■ OBJECTIVE ■
Quote the listing word for word, starting at its first line and ending after the line that contains "- cd-peak-label: 7: [396, 221, 404, 237]", with both of those lines included.

■ DATA PROVIDED ■
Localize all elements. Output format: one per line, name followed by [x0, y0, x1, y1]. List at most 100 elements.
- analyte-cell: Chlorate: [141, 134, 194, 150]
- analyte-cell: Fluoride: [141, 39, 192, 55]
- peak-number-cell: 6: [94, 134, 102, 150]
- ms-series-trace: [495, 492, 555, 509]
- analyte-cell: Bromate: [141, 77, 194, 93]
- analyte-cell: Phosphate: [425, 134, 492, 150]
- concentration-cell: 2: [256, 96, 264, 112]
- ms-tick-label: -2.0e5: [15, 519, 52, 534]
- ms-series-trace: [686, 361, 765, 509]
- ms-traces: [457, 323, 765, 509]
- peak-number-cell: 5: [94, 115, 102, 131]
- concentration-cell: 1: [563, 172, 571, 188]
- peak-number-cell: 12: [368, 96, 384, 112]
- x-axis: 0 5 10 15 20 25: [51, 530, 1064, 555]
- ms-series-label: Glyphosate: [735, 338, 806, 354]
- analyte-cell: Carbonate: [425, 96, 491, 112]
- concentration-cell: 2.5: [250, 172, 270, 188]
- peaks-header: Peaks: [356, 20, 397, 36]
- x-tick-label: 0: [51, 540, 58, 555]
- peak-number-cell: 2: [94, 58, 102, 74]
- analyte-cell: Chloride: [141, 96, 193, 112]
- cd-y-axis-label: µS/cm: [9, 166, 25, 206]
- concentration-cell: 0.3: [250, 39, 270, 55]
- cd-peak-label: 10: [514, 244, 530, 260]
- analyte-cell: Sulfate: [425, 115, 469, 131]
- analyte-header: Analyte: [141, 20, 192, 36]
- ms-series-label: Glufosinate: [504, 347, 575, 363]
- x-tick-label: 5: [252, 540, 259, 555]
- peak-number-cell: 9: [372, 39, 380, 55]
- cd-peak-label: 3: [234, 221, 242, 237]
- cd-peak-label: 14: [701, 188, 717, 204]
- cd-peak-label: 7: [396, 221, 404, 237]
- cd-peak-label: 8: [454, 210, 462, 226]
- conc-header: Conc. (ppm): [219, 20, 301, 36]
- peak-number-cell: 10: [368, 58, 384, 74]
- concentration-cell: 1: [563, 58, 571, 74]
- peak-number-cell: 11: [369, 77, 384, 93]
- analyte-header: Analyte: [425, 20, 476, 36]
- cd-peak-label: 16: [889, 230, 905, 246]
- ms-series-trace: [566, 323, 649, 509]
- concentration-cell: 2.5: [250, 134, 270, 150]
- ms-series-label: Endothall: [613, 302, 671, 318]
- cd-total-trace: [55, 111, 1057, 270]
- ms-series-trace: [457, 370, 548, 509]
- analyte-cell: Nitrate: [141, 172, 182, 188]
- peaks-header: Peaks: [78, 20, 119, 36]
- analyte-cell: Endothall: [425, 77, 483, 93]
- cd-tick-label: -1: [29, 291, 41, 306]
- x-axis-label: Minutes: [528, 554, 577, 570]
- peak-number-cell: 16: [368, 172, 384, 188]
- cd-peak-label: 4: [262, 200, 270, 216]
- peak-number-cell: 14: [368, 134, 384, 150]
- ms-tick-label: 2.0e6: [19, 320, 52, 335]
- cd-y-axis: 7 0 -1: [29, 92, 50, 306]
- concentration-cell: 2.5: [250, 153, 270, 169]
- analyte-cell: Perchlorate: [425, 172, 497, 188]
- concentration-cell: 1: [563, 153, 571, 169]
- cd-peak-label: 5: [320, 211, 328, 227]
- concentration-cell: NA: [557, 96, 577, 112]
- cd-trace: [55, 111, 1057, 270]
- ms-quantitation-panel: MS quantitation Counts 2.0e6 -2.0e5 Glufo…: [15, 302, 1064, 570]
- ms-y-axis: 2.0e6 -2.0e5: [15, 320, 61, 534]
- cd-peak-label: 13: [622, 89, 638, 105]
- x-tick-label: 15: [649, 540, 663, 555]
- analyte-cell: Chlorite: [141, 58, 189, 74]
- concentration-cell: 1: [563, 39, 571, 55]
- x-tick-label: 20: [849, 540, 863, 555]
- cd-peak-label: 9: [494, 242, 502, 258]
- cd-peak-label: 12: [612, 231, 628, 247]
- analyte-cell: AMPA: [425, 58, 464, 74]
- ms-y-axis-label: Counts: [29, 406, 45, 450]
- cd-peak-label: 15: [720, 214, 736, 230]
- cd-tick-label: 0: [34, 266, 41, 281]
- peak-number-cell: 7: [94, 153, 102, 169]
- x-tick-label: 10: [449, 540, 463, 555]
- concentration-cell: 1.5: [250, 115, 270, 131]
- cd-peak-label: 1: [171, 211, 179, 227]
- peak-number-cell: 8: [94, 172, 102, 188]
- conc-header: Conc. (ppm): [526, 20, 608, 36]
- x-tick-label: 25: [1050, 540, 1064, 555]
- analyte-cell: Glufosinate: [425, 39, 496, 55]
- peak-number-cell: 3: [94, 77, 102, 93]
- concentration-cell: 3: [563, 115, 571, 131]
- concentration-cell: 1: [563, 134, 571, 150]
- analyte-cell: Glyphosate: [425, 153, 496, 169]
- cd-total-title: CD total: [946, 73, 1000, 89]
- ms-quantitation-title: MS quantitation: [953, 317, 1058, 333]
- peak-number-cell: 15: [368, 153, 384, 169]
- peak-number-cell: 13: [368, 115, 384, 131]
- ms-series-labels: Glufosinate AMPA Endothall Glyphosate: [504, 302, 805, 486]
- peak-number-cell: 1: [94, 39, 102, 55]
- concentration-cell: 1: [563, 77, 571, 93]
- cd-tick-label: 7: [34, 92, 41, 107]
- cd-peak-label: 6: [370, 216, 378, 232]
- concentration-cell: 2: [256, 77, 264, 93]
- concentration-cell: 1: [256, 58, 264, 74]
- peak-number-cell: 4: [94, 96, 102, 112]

■ RESPONSE TO THE TASK ■
Localize all elements. Output format: one per line, name followed by [x0, y0, x1, y1]. List at most 100 elements.
- analyte-cell: Chlorate: [141, 134, 194, 150]
- analyte-cell: Fluoride: [141, 39, 192, 55]
- peak-number-cell: 6: [94, 134, 102, 150]
- ms-series-trace: [495, 492, 555, 509]
- analyte-cell: Bromate: [141, 77, 194, 93]
- analyte-cell: Phosphate: [425, 134, 492, 150]
- concentration-cell: 2: [256, 96, 264, 112]
- ms-tick-label: -2.0e5: [15, 519, 52, 534]
- ms-series-trace: [686, 361, 765, 509]
- ms-traces: [457, 323, 765, 509]
- peak-number-cell: 5: [94, 115, 102, 131]
- concentration-cell: 1: [563, 172, 571, 188]
- peak-number-cell: 12: [368, 96, 384, 112]
- x-axis: 0 5 10 15 20 25: [51, 530, 1064, 555]
- ms-series-label: Glyphosate: [735, 338, 806, 354]
- analyte-cell: Carbonate: [425, 96, 491, 112]
- concentration-cell: 2.5: [250, 172, 270, 188]
- peaks-header: Peaks: [356, 20, 397, 36]
- x-tick-label: 0: [51, 540, 58, 555]
- peak-number-cell: 2: [94, 58, 102, 74]
- analyte-cell: Chloride: [141, 96, 193, 112]
- cd-y-axis-label: µS/cm: [9, 166, 25, 206]
- concentration-cell: 0.3: [250, 39, 270, 55]
- cd-peak-label: 10: [514, 244, 530, 260]
- analyte-cell: Sulfate: [425, 115, 469, 131]
- analyte-header: Analyte: [141, 20, 192, 36]
- ms-series-label: Glufosinate: [504, 347, 575, 363]
- x-tick-label: 5: [252, 540, 259, 555]
- peak-number-cell: 9: [372, 39, 380, 55]
- cd-peak-label: 3: [234, 221, 242, 237]
- cd-peak-label: 14: [701, 188, 717, 204]
- cd-peak-label: 7: [396, 221, 404, 237]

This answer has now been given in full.